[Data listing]

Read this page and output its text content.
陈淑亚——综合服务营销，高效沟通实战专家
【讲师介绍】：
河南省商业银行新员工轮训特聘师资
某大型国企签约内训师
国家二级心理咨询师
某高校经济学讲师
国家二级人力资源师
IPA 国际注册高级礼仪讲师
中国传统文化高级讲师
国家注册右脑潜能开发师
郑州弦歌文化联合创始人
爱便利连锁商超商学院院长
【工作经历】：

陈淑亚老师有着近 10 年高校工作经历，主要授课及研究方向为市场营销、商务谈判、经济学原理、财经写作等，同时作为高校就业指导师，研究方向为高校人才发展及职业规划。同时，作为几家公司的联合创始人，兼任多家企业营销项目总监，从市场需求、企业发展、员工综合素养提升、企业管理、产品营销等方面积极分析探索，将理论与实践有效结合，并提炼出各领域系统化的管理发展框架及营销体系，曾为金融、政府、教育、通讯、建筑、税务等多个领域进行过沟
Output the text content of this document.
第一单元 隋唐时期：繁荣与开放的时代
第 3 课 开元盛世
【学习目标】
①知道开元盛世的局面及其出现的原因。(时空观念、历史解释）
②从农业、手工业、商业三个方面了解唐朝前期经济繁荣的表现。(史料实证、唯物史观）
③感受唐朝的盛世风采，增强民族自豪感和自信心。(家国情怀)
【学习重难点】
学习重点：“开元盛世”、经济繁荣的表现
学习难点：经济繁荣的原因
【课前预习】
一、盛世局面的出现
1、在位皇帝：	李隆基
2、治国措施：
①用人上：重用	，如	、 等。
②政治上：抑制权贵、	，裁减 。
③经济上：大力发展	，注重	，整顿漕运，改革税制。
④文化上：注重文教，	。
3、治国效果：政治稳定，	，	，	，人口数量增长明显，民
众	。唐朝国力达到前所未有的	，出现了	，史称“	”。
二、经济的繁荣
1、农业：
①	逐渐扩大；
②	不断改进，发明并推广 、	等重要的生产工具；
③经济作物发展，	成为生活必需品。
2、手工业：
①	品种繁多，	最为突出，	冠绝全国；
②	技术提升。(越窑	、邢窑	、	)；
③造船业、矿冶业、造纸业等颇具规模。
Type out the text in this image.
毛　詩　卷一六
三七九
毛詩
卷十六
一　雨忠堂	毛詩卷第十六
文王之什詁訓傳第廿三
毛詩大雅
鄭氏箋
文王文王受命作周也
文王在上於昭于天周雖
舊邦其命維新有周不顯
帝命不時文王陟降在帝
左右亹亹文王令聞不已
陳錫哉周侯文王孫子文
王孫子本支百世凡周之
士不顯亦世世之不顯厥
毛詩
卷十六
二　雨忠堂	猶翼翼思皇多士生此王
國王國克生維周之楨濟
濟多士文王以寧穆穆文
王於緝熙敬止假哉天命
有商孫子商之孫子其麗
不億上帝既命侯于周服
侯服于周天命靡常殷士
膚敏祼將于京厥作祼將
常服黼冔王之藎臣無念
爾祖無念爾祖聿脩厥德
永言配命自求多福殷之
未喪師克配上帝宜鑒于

▸ **Work instructions**
Everything in the listing above should be restated exactly.

▸ **Completed task**
Read this page and output its text content.
陈淑亚——综合服务营销，高效沟通实战专家
【讲师介绍】：
河南省商业银行新员工轮训特聘师资
某大型国企签约内训师
国家二级心理咨询师
某高校经济学讲师
国家二级人力资源师
IPA 国际注册高级礼仪讲师
中国传统文化高级讲师
国家注册右脑潜能开发师
郑州弦歌文化联合创始人
爱便利连锁商超商学院院长
【工作经历】：

陈淑亚老师有着近 10 年高校工作经历，主要授课及研究方向为市场营销、商务谈判、经济学原理、财经写作等，同时作为高校就业指导师，研究方向为高校人才发展及职业规划。同时，作为几家公司的联合创始人，兼任多家企业营销项目总监，从市场需求、企业发展、员工综合素养提升、企业管理、产品营销等方面积极分析探索，将理论与实践有效结合，并提炼出各领域系统化的管理发展框架及营销体系，曾为金融、政府、教育、通讯、建筑、税务等多个领域进行过沟
Output the text content of this document.
第一单元 隋唐时期：繁荣与开放的时代
第 3 课 开元盛世
【学习目标】
①知道开元盛世的局面及其出现的原因。(时空观念、历史解释）
②从农业、手工业、商业三个方面了解唐朝前期经济繁荣的表现。(史料实证、唯物史观）
③感受唐朝的盛世风采，增强民族自豪感和自信心。(家国情怀)
【学习重难点】
学习重点：“开元盛世”、经济繁荣的表现
学习难点：经济繁荣的原因
【课前预习】
一、盛世局面的出现
1、在位皇帝：	李隆基
2、治国措施：
①用人上：重用	，如	、 等。
②政治上：抑制权贵、	，裁减 。
③经济上：大力发展	，注重	，整顿漕运，改革税制。
④文化上：注重文教，	。
3、治国效果：政治稳定，	，	，	，人口数量增长明显，民
众	。唐朝国力达到前所未有的	，出现了	，史称“	”。
二、经济的繁荣
1、农业：
①	逐渐扩大；
②	不断改进，发明并推广 、	等重要的生产工具；
③经济作物发展，	成为生活必需品。
2、手工业：
①	品种繁多，	最为突出，	冠绝全国；
②	技术提升。(越窑	、邢窑	、	)；
③造船业、矿冶业、造纸业等颇具规模。
Type out the text in this image.
毛　詩　卷一六
三七九
毛詩
卷十六
一　雨忠堂	毛詩卷第十六
文王之什詁訓傳第廿三
毛詩大雅
鄭氏箋
文王文王受命作周也
文王在上於昭于天周雖
舊邦其命維新有周不顯
帝命不時文王陟降在帝
左右亹亹文王令聞不已
陳錫哉周侯文王孫子文
王孫子本支百世凡周之
士不顯亦世世之不顯厥
毛詩
卷十六
二　雨忠堂	猶翼翼思皇多士生此王
國王國克生維周之楨濟
濟多士文王以寧穆穆文
王於緝熙敬止假哉天命
有商孫子商之孫子其麗
不億上帝既命侯于周服
侯服于周天命靡常殷士
膚敏祼將于京厥作祼將
常服黼冔王之藎臣無念
爾祖無念爾祖聿脩厥德
永言配命自求多福殷之
未喪師克配上帝宜鑒于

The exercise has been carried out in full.